THE TASK. Using the material that follows, identify and copy each line with the string "style".

** start RECORD SET **

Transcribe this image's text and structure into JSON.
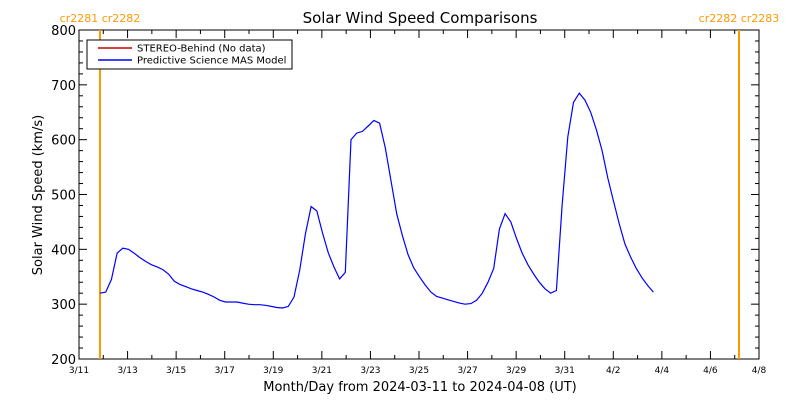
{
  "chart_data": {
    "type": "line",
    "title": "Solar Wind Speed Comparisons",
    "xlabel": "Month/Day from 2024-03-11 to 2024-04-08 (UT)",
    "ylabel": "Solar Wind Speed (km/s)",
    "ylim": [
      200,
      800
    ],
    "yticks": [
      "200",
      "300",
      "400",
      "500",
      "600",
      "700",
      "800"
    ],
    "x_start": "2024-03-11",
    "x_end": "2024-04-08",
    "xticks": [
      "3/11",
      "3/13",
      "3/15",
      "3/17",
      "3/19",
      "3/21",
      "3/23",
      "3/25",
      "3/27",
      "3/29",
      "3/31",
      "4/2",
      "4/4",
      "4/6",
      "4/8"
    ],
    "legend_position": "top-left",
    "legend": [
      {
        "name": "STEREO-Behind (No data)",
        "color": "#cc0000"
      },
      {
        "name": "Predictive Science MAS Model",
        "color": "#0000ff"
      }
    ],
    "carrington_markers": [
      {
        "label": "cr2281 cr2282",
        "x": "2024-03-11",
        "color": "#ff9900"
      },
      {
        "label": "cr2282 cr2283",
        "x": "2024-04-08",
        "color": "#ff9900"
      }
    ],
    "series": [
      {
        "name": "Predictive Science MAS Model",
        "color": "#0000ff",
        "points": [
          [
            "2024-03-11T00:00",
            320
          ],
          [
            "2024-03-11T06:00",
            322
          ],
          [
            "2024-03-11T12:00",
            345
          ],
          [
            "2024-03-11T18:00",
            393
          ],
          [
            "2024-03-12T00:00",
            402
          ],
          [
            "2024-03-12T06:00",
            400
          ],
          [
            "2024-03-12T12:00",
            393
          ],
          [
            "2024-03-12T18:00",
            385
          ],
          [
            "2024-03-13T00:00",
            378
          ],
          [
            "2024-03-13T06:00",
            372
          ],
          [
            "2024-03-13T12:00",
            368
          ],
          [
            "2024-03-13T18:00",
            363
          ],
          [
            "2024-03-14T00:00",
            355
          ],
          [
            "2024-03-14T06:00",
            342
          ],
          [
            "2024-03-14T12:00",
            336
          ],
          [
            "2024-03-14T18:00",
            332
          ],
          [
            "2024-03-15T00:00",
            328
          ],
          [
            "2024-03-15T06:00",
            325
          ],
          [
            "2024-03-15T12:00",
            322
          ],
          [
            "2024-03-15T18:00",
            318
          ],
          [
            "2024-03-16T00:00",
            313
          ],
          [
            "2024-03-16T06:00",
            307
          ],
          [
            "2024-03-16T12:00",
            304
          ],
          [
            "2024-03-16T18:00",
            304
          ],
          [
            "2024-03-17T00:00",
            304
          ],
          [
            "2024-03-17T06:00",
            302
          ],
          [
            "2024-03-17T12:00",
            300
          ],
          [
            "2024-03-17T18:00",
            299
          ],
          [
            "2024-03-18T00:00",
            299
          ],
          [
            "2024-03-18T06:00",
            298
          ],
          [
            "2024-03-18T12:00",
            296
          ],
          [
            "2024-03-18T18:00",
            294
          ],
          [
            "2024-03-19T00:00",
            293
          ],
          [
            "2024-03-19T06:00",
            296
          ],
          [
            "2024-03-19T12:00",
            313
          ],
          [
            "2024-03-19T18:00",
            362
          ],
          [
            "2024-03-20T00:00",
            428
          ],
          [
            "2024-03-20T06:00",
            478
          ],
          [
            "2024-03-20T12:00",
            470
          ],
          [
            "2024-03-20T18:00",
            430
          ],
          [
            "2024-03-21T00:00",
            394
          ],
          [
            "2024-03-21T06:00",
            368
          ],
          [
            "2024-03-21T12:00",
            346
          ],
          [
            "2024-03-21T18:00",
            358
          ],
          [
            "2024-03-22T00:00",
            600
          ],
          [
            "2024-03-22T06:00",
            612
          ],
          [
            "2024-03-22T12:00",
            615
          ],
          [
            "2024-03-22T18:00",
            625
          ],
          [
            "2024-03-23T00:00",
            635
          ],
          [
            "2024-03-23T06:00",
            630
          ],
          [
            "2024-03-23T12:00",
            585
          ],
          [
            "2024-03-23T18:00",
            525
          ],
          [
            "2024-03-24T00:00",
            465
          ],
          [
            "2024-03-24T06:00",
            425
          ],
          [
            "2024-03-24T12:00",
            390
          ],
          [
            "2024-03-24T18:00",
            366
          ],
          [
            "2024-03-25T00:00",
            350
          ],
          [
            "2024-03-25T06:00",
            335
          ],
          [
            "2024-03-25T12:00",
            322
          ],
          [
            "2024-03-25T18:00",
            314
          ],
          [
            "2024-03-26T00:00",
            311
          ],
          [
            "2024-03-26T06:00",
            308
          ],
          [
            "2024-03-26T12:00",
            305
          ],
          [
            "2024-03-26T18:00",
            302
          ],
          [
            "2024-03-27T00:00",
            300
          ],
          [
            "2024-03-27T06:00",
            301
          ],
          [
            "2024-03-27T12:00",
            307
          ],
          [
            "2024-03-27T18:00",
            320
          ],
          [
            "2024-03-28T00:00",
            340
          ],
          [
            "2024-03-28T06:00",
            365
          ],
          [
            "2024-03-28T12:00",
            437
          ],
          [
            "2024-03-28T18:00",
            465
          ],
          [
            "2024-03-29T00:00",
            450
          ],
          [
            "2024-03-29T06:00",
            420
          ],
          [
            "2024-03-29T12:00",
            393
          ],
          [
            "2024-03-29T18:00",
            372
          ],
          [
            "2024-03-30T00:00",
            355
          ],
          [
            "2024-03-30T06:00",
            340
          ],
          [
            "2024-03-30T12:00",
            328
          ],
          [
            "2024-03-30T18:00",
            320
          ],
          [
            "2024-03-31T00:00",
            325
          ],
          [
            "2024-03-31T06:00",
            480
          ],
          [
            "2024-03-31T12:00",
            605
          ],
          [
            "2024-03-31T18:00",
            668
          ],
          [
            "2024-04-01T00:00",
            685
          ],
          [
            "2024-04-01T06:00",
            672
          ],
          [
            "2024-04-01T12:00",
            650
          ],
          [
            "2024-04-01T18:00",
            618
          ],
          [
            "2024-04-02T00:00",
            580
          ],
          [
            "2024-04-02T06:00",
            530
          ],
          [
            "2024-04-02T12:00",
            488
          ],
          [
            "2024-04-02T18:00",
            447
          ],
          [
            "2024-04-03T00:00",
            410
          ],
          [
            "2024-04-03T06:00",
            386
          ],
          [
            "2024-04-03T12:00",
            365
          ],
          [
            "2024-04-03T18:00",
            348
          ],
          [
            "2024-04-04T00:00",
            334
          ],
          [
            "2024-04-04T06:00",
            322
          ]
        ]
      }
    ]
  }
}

** end RECORD SET **
** start RECORD SET **

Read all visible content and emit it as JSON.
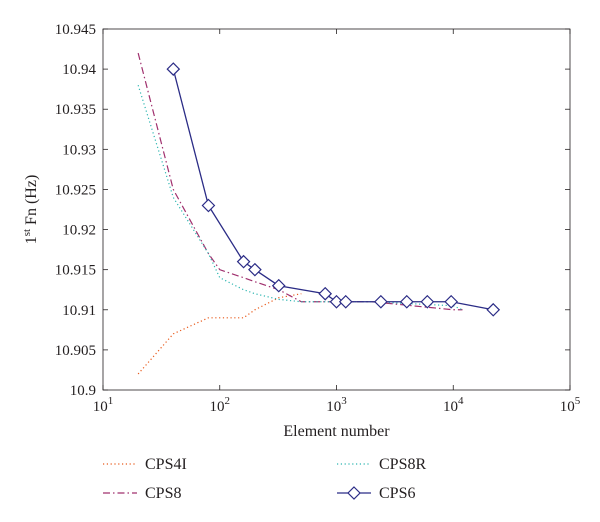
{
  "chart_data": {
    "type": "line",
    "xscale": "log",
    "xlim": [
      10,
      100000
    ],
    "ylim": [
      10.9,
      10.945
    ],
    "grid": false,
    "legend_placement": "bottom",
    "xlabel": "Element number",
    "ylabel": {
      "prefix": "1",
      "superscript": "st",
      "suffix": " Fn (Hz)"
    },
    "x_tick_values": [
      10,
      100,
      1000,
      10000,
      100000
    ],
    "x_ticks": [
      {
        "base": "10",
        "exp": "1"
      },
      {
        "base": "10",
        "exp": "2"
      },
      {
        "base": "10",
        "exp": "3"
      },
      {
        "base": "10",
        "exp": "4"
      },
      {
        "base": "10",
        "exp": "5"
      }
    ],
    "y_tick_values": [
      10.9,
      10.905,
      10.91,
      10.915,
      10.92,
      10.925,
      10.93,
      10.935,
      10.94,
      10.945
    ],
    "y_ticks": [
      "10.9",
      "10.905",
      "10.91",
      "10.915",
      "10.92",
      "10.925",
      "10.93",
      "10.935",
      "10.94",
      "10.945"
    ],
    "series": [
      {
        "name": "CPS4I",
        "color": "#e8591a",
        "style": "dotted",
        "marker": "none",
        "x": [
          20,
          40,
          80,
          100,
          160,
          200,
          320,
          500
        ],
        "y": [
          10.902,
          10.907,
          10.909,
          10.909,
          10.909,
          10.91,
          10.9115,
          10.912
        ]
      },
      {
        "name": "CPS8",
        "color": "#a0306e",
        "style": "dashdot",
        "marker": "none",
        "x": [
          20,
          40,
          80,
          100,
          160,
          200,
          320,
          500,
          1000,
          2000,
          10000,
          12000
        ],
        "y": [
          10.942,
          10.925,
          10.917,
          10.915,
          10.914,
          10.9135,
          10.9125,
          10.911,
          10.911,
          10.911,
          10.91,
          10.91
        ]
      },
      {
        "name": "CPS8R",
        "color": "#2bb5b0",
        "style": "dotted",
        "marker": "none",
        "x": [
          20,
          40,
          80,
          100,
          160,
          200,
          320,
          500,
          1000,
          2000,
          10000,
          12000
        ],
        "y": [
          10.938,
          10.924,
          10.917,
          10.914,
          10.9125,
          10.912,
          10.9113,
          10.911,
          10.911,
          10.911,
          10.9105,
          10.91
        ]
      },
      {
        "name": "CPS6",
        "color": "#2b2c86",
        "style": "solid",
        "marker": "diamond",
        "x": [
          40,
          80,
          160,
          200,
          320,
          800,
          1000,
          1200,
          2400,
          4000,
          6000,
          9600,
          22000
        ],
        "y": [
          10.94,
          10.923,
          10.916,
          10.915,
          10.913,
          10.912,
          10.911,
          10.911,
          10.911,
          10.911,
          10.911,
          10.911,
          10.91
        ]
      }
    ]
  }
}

** end RECORD SET **

FINISHED ANSWER.
        "style": "dotted",
        "style": "dashdot",
        "style": "dotted",
        "style": "solid",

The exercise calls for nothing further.